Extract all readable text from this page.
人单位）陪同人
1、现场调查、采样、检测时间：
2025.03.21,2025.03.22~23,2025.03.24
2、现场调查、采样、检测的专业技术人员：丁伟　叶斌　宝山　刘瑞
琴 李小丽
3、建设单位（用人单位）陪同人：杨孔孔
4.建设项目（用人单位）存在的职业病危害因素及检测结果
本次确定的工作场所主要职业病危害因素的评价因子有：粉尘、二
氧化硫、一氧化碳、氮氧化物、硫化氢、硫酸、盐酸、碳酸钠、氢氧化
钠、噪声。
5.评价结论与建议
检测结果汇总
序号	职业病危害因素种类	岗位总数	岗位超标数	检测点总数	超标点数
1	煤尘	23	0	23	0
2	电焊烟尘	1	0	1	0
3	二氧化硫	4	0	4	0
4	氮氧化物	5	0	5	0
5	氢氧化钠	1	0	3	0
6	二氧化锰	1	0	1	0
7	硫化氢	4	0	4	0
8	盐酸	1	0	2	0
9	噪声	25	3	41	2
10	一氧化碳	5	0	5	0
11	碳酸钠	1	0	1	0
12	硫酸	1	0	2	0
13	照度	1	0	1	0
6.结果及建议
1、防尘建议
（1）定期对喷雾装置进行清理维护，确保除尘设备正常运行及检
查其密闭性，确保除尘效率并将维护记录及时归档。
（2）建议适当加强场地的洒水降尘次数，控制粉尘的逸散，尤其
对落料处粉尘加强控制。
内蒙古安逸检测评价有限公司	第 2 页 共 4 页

**WRITTEN PROBLEM:**
Transcribe the whole listing with nothing added or left out.

**WRITTEN ANSWER:**
Extract all readable text from this page.
人单位）陪同人
1、现场调查、采样、检测时间：
2025.03.21,2025.03.22~23,2025.03.24
2、现场调查、采样、检测的专业技术人员：丁伟　叶斌　宝山　刘瑞
琴 李小丽
3、建设单位（用人单位）陪同人：杨孔孔
4.建设项目（用人单位）存在的职业病危害因素及检测结果
本次确定的工作场所主要职业病危害因素的评价因子有：粉尘、二
氧化硫、一氧化碳、氮氧化物、硫化氢、硫酸、盐酸、碳酸钠、氢氧化
钠、噪声。
5.评价结论与建议
检测结果汇总
序号	职业病危害因素种类	岗位总数	岗位超标数	检测点总数	超标点数
1	煤尘	23	0	23	0
2	电焊烟尘	1	0	1	0
3	二氧化硫	4	0	4	0
4	氮氧化物	5	0	5	0
5	氢氧化钠	1	0	3	0
6	二氧化锰	1	0	1	0
7	硫化氢	4	0	4	0
8	盐酸	1	0	2	0
9	噪声	25	3	41	2
10	一氧化碳	5	0	5	0
11	碳酸钠	1	0	1	0
12	硫酸	1	0	2	0
13	照度	1	0	1	0
6.结果及建议
1、防尘建议
（1）定期对喷雾装置进行清理维护，确保除尘设备正常运行及检
查其密闭性，确保除尘效率并将维护记录及时归档。
（2）建议适当加强场地的洒水降尘次数，控制粉尘的逸散，尤其
对落料处粉尘加强控制。
内蒙古安逸检测评价有限公司	第 2 页 共 4 页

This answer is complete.